Directive = Gather every line holding the string "проведения".
### Data extract
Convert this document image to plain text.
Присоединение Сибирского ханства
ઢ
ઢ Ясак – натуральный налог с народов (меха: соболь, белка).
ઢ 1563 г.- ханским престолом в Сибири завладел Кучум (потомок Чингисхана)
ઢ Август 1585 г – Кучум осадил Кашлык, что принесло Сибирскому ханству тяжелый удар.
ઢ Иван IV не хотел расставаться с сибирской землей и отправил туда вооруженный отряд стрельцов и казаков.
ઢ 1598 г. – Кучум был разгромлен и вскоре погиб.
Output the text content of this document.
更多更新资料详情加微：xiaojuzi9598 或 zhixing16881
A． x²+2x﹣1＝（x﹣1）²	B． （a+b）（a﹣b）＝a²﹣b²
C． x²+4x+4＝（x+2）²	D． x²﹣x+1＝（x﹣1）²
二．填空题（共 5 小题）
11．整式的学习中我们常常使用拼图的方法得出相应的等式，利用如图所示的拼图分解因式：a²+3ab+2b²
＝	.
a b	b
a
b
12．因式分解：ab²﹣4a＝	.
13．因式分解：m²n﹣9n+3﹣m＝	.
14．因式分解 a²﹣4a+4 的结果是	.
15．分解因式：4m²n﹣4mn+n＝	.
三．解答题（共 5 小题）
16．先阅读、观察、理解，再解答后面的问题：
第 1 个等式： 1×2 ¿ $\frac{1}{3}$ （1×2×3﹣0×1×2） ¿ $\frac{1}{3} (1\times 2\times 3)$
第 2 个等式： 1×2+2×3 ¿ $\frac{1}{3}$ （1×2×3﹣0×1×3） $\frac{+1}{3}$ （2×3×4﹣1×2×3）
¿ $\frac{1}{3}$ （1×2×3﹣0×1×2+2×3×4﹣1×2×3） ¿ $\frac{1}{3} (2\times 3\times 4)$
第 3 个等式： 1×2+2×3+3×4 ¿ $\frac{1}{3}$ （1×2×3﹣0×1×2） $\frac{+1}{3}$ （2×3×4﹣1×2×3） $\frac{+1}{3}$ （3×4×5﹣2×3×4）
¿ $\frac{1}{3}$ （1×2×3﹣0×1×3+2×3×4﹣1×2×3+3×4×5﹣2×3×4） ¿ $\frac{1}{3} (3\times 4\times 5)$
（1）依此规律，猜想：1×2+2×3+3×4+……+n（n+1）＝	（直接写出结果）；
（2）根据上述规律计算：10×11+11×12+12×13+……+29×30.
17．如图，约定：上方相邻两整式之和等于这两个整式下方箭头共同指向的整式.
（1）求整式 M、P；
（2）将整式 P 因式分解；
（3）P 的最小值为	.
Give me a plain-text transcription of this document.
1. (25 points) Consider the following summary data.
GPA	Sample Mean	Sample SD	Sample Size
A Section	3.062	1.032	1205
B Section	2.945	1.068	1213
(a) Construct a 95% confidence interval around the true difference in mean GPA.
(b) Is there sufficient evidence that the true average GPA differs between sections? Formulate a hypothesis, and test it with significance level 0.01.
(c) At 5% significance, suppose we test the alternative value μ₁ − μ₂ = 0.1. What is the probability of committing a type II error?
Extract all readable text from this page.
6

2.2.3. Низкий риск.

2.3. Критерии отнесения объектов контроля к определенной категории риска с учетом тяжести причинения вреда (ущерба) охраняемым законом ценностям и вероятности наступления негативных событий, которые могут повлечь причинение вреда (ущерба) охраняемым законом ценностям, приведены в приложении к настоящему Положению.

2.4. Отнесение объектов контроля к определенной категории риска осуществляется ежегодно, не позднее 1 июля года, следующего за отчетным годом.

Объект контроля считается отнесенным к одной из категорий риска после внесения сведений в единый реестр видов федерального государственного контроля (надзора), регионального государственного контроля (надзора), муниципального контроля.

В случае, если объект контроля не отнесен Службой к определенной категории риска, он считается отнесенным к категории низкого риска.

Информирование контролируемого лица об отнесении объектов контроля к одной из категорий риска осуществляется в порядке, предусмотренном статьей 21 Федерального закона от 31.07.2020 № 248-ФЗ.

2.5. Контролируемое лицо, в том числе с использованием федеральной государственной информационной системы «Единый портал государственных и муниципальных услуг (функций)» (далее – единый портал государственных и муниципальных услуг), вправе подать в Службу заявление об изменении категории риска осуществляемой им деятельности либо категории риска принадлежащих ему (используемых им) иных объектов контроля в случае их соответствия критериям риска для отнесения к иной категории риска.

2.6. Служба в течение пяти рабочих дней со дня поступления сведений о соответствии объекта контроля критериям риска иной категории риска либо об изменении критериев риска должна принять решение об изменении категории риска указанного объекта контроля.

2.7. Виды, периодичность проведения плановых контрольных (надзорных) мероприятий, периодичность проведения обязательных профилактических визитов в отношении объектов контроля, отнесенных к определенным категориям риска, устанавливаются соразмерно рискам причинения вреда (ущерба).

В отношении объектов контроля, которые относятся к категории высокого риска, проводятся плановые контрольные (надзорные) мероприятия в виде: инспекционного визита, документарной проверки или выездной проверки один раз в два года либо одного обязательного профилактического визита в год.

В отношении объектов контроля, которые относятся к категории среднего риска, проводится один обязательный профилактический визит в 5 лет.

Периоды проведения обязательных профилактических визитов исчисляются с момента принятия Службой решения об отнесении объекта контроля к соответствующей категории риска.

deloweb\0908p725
######
Result of the exercise =
2.7. Виды, периодичность проведения плановых контрольных (надзорных) мероприятий, периодичность проведения обязательных профилактических визитов в отношении объектов контроля, отнесенных к определенным категориям риска, устанавливаются соразмерно рискам причинения вреда (ущерба).
Периоды проведения обязательных профилактических визитов исчисляются с момента принятия Службой решения об отнесении объекта контроля к соответствующей категории риска.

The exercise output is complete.